--- begin Dataset ---

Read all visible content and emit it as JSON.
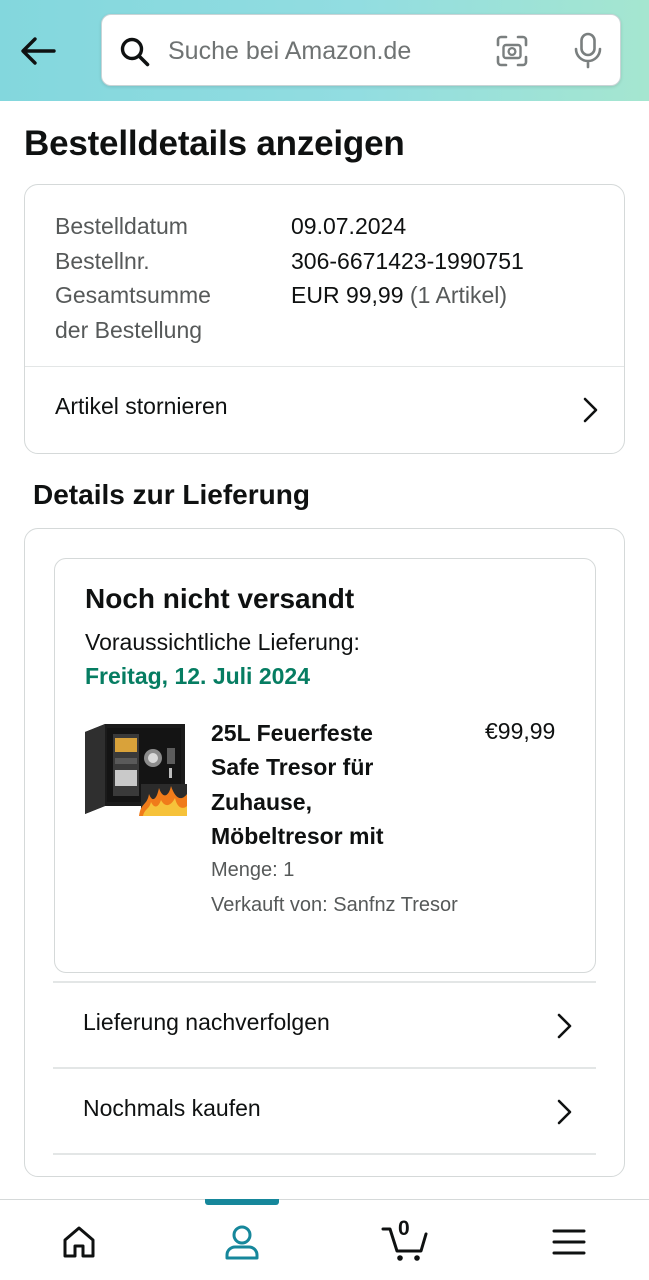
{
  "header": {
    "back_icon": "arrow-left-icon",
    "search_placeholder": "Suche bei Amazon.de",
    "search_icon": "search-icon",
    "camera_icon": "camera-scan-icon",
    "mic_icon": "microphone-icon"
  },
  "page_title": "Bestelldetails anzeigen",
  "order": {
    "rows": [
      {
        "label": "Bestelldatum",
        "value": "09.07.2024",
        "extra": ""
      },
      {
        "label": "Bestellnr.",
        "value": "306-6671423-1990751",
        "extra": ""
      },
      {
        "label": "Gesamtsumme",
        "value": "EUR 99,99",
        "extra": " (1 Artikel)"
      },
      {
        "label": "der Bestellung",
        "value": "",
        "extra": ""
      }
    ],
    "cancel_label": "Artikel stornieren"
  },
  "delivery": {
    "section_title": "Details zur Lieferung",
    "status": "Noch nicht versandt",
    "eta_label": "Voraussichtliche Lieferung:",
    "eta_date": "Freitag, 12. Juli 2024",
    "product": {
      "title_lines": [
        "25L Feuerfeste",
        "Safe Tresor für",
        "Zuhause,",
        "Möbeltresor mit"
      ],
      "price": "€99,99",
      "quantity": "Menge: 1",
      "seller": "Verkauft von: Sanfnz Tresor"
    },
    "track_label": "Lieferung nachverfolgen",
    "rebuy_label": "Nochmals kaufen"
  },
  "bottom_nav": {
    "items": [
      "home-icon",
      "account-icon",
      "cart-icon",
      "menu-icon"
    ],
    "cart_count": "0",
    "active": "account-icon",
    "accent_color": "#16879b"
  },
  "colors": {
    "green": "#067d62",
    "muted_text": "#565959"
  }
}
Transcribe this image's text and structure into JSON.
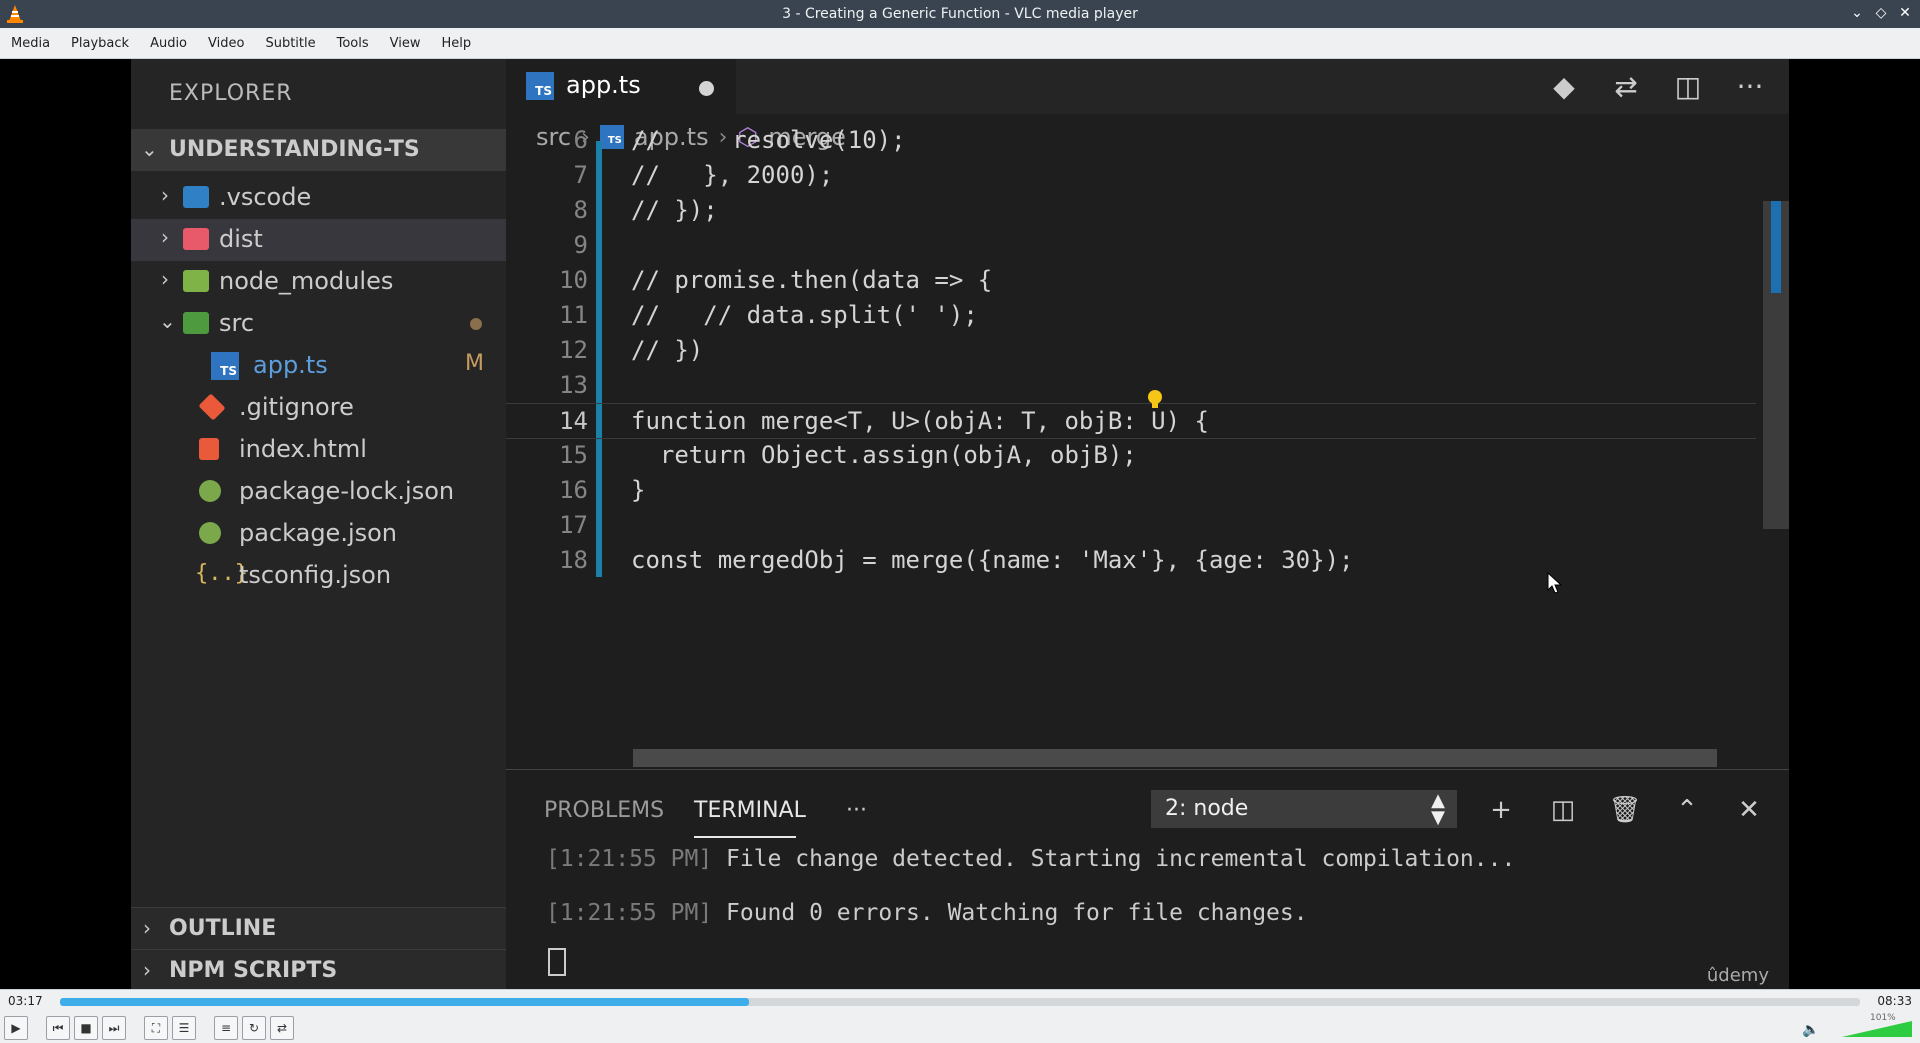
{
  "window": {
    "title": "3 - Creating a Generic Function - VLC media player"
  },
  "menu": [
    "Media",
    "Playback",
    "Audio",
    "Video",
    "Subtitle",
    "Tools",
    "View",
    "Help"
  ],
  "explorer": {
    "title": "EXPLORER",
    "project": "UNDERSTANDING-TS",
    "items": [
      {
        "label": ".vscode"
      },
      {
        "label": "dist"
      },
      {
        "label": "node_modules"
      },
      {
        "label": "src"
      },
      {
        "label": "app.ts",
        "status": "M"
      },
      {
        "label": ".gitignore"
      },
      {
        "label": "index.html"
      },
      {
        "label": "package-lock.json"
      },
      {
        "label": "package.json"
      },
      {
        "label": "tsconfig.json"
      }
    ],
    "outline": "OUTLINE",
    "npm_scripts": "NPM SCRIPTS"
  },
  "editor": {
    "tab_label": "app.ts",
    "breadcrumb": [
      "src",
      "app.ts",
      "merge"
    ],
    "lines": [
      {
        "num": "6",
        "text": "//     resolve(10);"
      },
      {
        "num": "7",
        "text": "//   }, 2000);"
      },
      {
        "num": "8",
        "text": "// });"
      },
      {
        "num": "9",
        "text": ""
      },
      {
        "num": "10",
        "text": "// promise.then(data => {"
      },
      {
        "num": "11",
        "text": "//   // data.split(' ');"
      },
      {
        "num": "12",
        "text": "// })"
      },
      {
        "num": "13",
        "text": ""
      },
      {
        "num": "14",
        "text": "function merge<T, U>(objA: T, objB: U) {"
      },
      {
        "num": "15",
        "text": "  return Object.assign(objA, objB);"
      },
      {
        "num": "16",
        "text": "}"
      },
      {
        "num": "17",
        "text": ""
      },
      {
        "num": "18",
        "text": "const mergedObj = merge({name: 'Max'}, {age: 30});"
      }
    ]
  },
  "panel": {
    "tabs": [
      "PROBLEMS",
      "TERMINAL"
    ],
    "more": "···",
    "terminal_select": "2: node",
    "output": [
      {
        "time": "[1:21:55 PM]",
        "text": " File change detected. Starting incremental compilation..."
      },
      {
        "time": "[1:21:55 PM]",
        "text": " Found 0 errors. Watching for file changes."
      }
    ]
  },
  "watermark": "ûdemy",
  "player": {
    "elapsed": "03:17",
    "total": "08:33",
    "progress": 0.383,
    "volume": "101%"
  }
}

--- end Dataset ---
--- begin Dataset ---

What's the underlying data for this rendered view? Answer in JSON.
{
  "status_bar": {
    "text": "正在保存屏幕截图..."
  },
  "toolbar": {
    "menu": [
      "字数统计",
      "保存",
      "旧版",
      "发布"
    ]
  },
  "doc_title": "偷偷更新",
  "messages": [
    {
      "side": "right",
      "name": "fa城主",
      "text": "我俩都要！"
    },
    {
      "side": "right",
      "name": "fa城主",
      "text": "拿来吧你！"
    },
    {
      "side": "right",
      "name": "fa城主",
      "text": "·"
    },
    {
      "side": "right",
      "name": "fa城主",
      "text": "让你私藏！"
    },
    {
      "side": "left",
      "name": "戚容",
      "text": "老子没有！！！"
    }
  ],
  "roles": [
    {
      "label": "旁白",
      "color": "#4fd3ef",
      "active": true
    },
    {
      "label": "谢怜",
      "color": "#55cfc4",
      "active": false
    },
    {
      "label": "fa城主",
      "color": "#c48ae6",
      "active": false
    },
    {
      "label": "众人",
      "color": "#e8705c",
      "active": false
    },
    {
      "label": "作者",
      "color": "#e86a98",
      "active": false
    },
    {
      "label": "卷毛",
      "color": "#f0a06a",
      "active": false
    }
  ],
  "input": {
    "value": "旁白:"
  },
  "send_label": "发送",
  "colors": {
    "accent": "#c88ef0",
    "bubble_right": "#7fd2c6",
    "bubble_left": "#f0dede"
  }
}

--- end Dataset ---
--- begin Dataset ---

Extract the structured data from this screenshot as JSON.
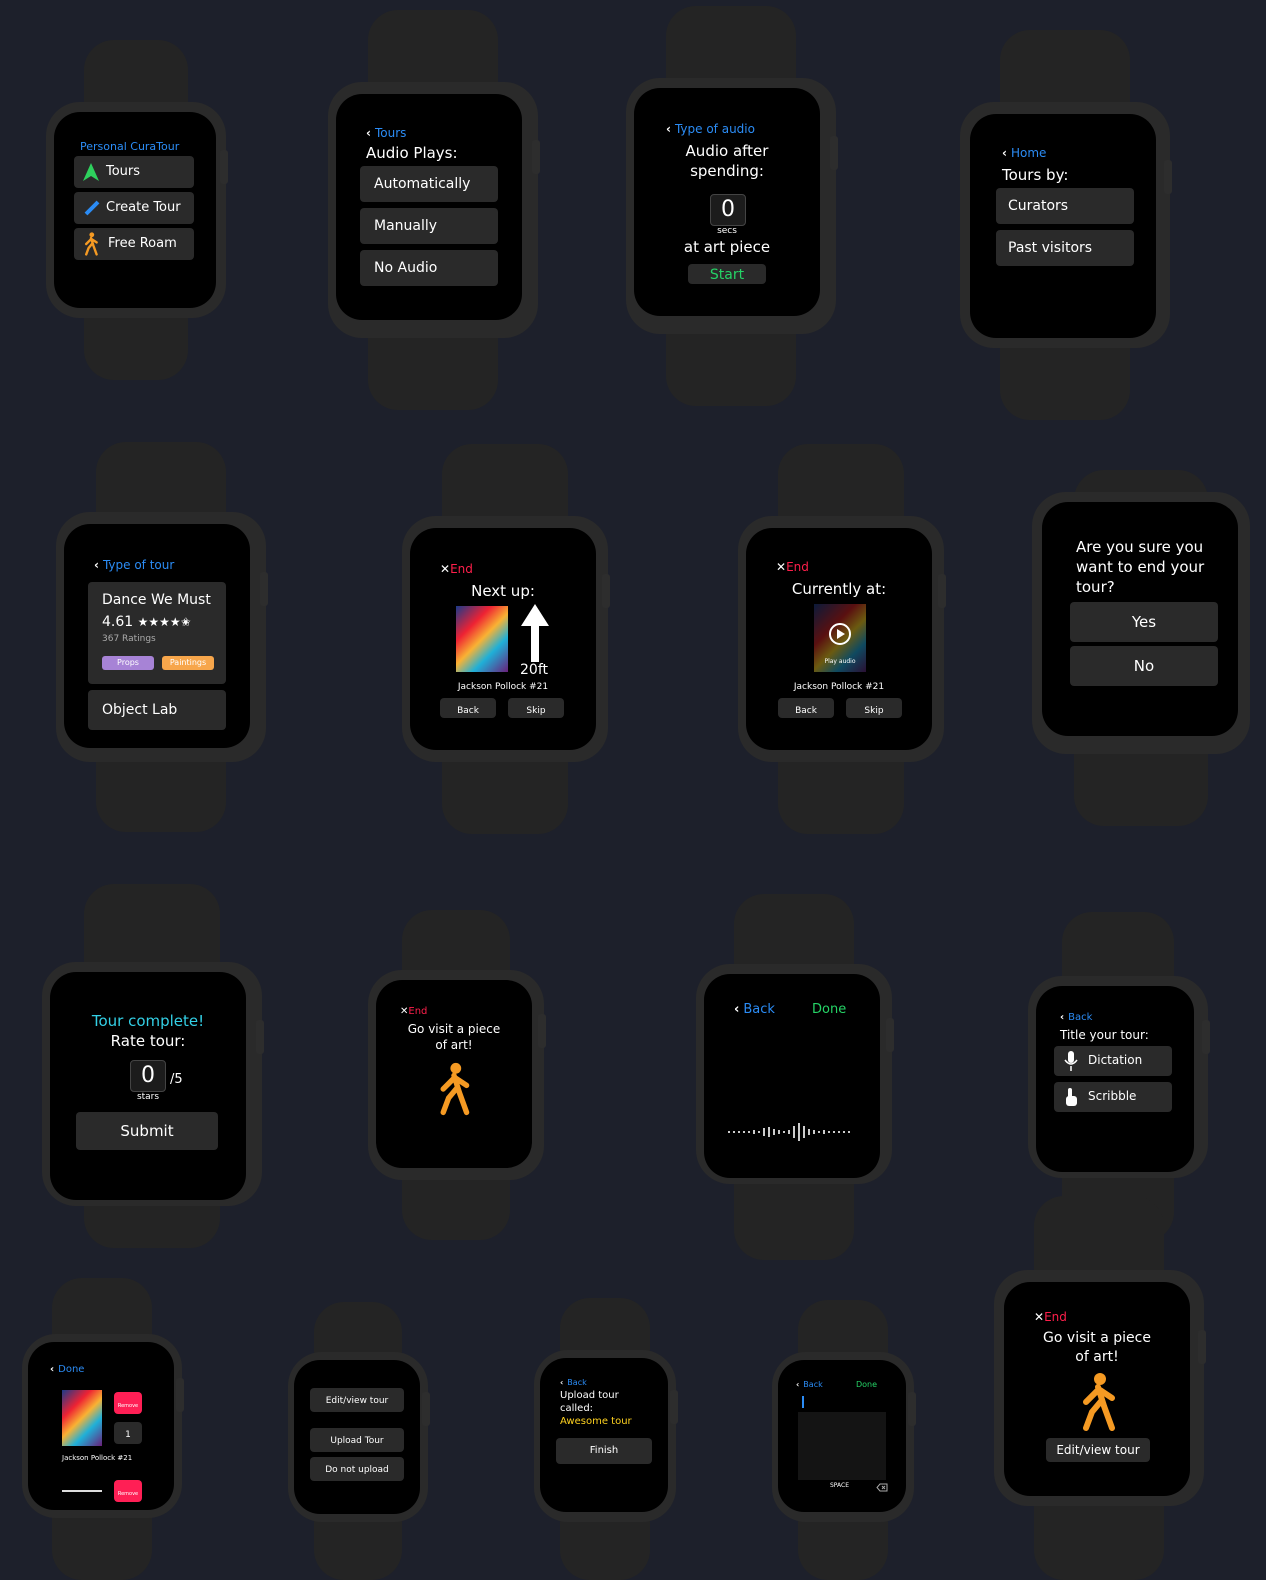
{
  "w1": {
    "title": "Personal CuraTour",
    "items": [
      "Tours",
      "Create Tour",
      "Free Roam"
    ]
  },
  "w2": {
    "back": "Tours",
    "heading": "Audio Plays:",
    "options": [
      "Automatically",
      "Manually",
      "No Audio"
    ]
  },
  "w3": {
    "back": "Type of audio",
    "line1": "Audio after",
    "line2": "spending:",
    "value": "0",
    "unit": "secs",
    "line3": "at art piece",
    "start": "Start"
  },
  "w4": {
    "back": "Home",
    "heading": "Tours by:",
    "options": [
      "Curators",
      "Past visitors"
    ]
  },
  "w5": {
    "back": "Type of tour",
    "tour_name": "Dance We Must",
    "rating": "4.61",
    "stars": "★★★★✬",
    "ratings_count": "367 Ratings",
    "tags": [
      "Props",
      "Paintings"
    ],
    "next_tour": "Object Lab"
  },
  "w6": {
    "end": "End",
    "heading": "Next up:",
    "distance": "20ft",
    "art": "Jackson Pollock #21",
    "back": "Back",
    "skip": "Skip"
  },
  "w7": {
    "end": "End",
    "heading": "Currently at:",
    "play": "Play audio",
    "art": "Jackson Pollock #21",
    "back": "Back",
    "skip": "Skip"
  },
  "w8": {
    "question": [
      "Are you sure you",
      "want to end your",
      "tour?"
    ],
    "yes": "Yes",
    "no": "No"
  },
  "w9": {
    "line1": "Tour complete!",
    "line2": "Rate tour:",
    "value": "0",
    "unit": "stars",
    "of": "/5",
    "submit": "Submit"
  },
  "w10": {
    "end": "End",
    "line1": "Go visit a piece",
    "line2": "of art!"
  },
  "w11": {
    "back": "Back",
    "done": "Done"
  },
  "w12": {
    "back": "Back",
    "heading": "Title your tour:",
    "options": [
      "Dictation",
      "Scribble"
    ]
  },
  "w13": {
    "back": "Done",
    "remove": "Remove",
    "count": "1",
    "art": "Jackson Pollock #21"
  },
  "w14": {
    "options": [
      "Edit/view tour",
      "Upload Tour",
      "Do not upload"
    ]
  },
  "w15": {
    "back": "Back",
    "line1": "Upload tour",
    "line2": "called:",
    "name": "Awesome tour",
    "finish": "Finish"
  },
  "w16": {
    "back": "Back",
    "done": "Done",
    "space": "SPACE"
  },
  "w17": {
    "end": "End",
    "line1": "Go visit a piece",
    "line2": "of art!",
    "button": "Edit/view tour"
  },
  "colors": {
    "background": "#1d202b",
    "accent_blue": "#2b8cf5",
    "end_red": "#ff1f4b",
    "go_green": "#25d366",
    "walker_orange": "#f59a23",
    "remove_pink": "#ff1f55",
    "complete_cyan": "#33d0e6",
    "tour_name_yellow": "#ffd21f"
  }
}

--- end Dataset ---

_Stated task_
Using the material above, report each line where "Object" occurs.

_Result of the task_
        "text": "  return Object.assign(objA, objB);"
    "next_tour": "Object Lab"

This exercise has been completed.